* _Your goal_
Make an exact copy of all the data.

* _Materials provided_
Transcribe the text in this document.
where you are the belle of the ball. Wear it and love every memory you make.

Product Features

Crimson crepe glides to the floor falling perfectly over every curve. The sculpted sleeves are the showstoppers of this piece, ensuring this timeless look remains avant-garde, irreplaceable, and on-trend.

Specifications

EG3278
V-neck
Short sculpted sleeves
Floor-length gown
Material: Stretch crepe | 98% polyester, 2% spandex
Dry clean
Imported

* _Response to this task_
Transcribe the text in this document.
where you are the belle of the ball. Wear it and love every memory you make.

Product Features

Crimson crepe glides to the floor falling perfectly over every curve. The sculpted sleeves are the showstoppers of this piece, ensuring this timeless look remains avant-garde, irreplaceable, and on-trend.

Specifications

EG3278
V-neck
Short sculpted sleeves
Floor-length gown
Material: Stretch crepe | 98% polyester, 2% spandex
Dry clean
Imported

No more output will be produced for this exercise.